Exercise requirements :: Repeat every record below exactly as it appears.
:: Data excerpts
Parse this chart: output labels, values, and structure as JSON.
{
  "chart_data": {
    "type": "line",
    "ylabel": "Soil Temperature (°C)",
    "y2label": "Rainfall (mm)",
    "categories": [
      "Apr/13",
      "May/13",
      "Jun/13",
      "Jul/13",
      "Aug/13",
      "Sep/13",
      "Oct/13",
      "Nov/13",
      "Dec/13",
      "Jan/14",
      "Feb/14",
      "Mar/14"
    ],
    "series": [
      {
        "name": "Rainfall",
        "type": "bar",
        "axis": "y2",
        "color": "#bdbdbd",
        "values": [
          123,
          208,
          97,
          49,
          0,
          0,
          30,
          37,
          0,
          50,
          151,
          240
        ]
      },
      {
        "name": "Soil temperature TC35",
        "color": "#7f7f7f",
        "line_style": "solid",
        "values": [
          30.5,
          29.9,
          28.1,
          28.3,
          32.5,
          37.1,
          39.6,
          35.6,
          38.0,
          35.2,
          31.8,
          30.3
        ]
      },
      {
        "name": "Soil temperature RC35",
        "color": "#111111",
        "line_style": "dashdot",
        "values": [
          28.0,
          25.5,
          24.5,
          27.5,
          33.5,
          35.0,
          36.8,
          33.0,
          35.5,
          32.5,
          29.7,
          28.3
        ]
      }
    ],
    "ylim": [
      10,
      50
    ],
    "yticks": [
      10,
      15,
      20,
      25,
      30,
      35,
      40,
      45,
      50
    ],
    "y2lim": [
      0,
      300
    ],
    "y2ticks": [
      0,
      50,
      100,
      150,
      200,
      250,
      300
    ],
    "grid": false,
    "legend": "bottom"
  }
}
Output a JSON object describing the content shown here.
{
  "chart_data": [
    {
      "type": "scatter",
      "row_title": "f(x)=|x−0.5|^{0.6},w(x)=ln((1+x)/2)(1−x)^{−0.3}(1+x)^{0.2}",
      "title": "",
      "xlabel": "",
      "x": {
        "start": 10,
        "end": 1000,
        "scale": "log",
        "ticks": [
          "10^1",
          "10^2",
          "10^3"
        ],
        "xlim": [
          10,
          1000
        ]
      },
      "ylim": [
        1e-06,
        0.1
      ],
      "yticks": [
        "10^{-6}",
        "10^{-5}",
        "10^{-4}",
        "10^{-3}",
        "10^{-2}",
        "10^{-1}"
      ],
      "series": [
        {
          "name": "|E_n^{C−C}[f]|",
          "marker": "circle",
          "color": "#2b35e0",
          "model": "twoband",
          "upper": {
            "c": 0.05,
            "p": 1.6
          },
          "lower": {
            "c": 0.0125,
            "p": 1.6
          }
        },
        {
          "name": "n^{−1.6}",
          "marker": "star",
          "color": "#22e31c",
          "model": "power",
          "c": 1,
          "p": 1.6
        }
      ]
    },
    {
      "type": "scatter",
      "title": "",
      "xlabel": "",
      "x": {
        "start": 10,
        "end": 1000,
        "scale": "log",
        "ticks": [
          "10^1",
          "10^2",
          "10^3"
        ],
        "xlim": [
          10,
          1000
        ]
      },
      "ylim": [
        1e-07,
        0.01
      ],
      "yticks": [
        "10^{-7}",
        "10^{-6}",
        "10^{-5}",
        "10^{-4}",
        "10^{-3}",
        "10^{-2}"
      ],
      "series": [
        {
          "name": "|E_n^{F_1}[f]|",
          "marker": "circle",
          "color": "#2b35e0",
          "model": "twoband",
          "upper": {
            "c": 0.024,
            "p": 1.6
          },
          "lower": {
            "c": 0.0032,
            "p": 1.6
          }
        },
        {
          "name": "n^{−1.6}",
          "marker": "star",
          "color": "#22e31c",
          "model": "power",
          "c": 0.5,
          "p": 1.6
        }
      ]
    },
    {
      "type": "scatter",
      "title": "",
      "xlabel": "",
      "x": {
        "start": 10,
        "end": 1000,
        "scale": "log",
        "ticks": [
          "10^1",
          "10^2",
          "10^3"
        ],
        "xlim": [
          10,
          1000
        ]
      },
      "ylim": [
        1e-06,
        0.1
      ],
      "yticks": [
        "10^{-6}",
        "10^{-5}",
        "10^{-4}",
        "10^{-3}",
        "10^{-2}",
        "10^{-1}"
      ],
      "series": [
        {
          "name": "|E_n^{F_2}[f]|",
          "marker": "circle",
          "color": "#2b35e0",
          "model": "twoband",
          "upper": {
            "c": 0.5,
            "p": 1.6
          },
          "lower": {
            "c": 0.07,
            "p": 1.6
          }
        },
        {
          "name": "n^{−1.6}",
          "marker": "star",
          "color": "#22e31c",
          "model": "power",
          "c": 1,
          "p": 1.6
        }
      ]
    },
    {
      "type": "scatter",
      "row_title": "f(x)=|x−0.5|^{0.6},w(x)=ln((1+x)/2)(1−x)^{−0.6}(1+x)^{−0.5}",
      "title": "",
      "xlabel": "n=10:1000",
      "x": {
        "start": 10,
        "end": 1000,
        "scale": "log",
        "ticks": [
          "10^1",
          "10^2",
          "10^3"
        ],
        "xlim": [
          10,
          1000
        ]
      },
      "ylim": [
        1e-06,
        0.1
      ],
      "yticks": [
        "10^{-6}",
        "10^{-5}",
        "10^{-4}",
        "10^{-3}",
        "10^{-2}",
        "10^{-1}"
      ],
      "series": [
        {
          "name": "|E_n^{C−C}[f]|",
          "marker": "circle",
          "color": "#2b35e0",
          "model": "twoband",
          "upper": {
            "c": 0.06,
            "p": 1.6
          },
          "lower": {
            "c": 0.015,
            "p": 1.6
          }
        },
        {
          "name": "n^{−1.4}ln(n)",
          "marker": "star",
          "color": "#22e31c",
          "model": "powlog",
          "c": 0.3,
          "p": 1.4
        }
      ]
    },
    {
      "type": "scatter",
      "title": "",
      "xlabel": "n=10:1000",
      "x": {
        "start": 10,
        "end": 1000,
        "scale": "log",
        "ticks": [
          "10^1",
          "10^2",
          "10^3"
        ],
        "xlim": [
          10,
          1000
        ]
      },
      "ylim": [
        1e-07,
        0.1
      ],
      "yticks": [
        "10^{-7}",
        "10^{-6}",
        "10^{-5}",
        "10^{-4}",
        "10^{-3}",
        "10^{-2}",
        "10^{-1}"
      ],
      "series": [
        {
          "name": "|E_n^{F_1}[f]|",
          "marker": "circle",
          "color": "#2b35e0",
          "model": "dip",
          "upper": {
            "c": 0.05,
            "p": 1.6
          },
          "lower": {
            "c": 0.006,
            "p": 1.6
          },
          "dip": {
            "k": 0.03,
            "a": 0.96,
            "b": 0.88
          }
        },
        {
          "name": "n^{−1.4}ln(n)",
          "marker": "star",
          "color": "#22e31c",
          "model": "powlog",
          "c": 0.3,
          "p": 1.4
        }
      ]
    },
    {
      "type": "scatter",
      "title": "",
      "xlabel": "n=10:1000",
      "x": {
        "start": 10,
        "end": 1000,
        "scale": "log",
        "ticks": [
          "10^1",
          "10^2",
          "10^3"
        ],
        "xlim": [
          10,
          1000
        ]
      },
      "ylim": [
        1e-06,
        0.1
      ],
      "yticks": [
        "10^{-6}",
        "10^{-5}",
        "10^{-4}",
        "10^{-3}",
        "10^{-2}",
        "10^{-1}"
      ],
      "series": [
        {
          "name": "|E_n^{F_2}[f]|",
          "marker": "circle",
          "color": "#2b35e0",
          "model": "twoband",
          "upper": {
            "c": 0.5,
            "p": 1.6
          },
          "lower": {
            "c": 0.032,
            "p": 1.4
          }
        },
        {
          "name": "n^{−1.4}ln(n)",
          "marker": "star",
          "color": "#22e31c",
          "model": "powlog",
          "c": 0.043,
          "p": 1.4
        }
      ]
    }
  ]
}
::::
Exercise output ::
Parse this chart: output labels, values, and structure as JSON.
{
  "chart_data": {
    "type": "line",
    "ylabel": "Soil Temperature (°C)",
    "y2label": "Rainfall (mm)",
    "categories": [
      "Apr/13",
      "May/13",
      "Jun/13",
      "Jul/13",
      "Aug/13",
      "Sep/13",
      "Oct/13",
      "Nov/13",
      "Dec/13",
      "Jan/14",
      "Feb/14",
      "Mar/14"
    ],
    "series": [
      {
        "name": "Rainfall",
        "type": "bar",
        "axis": "y2",
        "color": "#bdbdbd",
        "values": [
          123,
          208,
          97,
          49,
          0,
          0,
          30,
          37,
          0,
          50,
          151,
          240
        ]
      },
      {
        "name": "Soil temperature TC35",
        "color": "#7f7f7f",
        "line_style": "solid",
        "values": [
          30.5,
          29.9,
          28.1,
          28.3,
          32.5,
          37.1,
          39.6,
          35.6,
          38.0,
          35.2,
          31.8,
          30.3
        ]
      },
      {
        "name": "Soil temperature RC35",
        "color": "#111111",
        "line_style": "dashdot",
        "values": [
          28.0,
          25.5,
          24.5,
          27.5,
          33.5,
          35.0,
          36.8,
          33.0,
          35.5,
          32.5,
          29.7,
          28.3
        ]
      }
    ],
    "ylim": [
      10,
      50
    ],
    "yticks": [
      10,
      15,
      20,
      25,
      30,
      35,
      40,
      45,
      50
    ],
    "y2lim": [
      0,
      300
    ],
    "y2ticks": [
      0,
      50,
      100,
      150,
      200,
      250,
      300
    ],
    "grid": false,
    "legend": "bottom"
  }
}
Output a JSON object describing the content shown here.
{
  "chart_data": [
    {
      "type": "scatter",
      "row_title": "f(x)=|x−0.5|^{0.6},w(x)=ln((1+x)/2)(1−x)^{−0.3}(1+x)^{0.2}",
      "title": "",
      "xlabel": "",
      "x": {
        "start": 10,
        "end": 1000,
        "scale": "log",
        "ticks": [
          "10^1",
          "10^2",
          "10^3"
        ],
        "xlim": [
          10,
          1000
        ]
      },
      "ylim": [
        1e-06,
        0.1
      ],
      "yticks": [
        "10^{-6}",
        "10^{-5}",
        "10^{-4}",
        "10^{-3}",
        "10^{-2}",
        "10^{-1}"
      ],
      "series": [
        {
          "name": "|E_n^{C−C}[f]|",
          "marker": "circle",
          "color": "#2b35e0",
          "model": "twoband",
          "upper": {
            "c": 0.05,
            "p": 1.6
          },
          "lower": {
            "c": 0.0125,
            "p": 1.6
          }
        },
        {
          "name": "n^{−1.6}",
          "marker": "star",
          "color": "#22e31c",
          "model": "power",
          "c": 1,
          "p": 1.6
        }
      ]
    },
    {
      "type": "scatter",
      "title": "",
      "xlabel": "",
      "x": {
        "start": 10,
        "end": 1000,
        "scale": "log",
        "ticks": [
          "10^1",
          "10^2",
          "10^3"
        ],
        "xlim": [
          10,
          1000
        ]
      },
      "ylim": [
        1e-07,
        0.01
      ],
      "yticks": [
        "10^{-7}",
        "10^{-6}",
        "10^{-5}",
        "10^{-4}",
        "10^{-3}",
        "10^{-2}"
      ],
      "series": [
        {
          "name": "|E_n^{F_1}[f]|",
          "marker": "circle",
          "color": "#2b35e0",
          "model": "twoband",
          "upper": {
            "c": 0.024,
            "p": 1.6
          },
          "lower": {
            "c": 0.0032,
            "p": 1.6
          }
        },
        {
          "name": "n^{−1.6}",
          "marker": "star",
          "color": "#22e31c",
          "model": "power",
          "c": 0.5,
          "p": 1.6
        }
      ]
    },
    {
      "type": "scatter",
      "title": "",
      "xlabel": "",
      "x": {
        "start": 10,
        "end": 1000,
        "scale": "log",
        "ticks": [
          "10^1",
          "10^2",
          "10^3"
        ],
        "xlim": [
          10,
          1000
        ]
      },
      "ylim": [
        1e-06,
        0.1
      ],
      "yticks": [
        "10^{-6}",
        "10^{-5}",
        "10^{-4}",
        "10^{-3}",
        "10^{-2}",
        "10^{-1}"
      ],
      "series": [
        {
          "name": "|E_n^{F_2}[f]|",
          "marker": "circle",
          "color": "#2b35e0",
          "model": "twoband",
          "upper": {
            "c": 0.5,
            "p": 1.6
          },
          "lower": {
            "c": 0.07,
            "p": 1.6
          }
        },
        {
          "name": "n^{−1.6}",
          "marker": "star",
          "color": "#22e31c",
          "model": "power",
          "c": 1,
          "p": 1.6
        }
      ]
    },
    {
      "type": "scatter",
      "row_title": "f(x)=|x−0.5|^{0.6},w(x)=ln((1+x)/2)(1−x)^{−0.6}(1+x)^{−0.5}",
      "title": "",
      "xlabel": "n=10:1000",
      "x": {
        "start": 10,
        "end": 1000,
        "scale": "log",
        "ticks": [
          "10^1",
          "10^2",
          "10^3"
        ],
        "xlim": [
          10,
          1000
        ]
      },
      "ylim": [
        1e-06,
        0.1
      ],
      "yticks": [
        "10^{-6}",
        "10^{-5}",
        "10^{-4}",
        "10^{-3}",
        "10^{-2}",
        "10^{-1}"
      ],
      "series": [
        {
          "name": "|E_n^{C−C}[f]|",
          "marker": "circle",
          "color": "#2b35e0",
          "model": "twoband",
          "upper": {
            "c": 0.06,
            "p": 1.6
          },
          "lower": {
            "c": 0.015,
            "p": 1.6
          }
        },
        {
          "name": "n^{−1.4}ln(n)",
          "marker": "star",
          "color": "#22e31c",
          "model": "powlog",
          "c": 0.3,
          "p": 1.4
        }
      ]
    },
    {
      "type": "scatter",
      "title": "",
      "xlabel": "n=10:1000",
      "x": {
        "start": 10,
        "end": 1000,
        "scale": "log",
        "ticks": [
          "10^1",
          "10^2",
          "10^3"
        ],
        "xlim": [
          10,
          1000
        ]
      },
      "ylim": [
        1e-07,
        0.1
      ],
      "yticks": [
        "10^{-7}",
        "10^{-6}",
        "10^{-5}",
        "10^{-4}",
        "10^{-3}",
        "10^{-2}",
        "10^{-1}"
      ],
      "series": [
        {
          "name": "|E_n^{F_1}[f]|",
          "marker": "circle",
          "color": "#2b35e0",
          "model": "dip",
          "upper": {
            "c": 0.05,
            "p": 1.6
          },
          "lower": {
            "c": 0.006,
            "p": 1.6
          },
          "dip": {
            "k": 0.03,
            "a": 0.96,
            "b": 0.88
          }
        },
        {
          "name": "n^{−1.4}ln(n)",
          "marker": "star",
          "color": "#22e31c",
          "model": "powlog",
          "c": 0.3,
          "p": 1.4
        }
      ]
    },
    {
      "type": "scatter",
      "title": "",
      "xlabel": "n=10:1000",
      "x": {
        "start": 10,
        "end": 1000,
        "scale": "log",
        "ticks": [
          "10^1",
          "10^2",
          "10^3"
        ],
        "xlim": [
          10,
          1000
        ]
      },
      "ylim": [
        1e-06,
        0.1
      ],
      "yticks": [
        "10^{-6}",
        "10^{-5}",
        "10^{-4}",
        "10^{-3}",
        "10^{-2}",
        "10^{-1}"
      ],
      "series": [
        {
          "name": "|E_n^{F_2}[f]|",
          "marker": "circle",
          "color": "#2b35e0",
          "model": "twoband",
          "upper": {
            "c": 0.5,
            "p": 1.6
          },
          "lower": {
            "c": 0.032,
            "p": 1.4
          }
        },
        {
          "name": "n^{−1.4}ln(n)",
          "marker": "star",
          "color": "#22e31c",
          "model": "powlog",
          "c": 0.043,
          "p": 1.4
        }
      ]
    }
  ]
}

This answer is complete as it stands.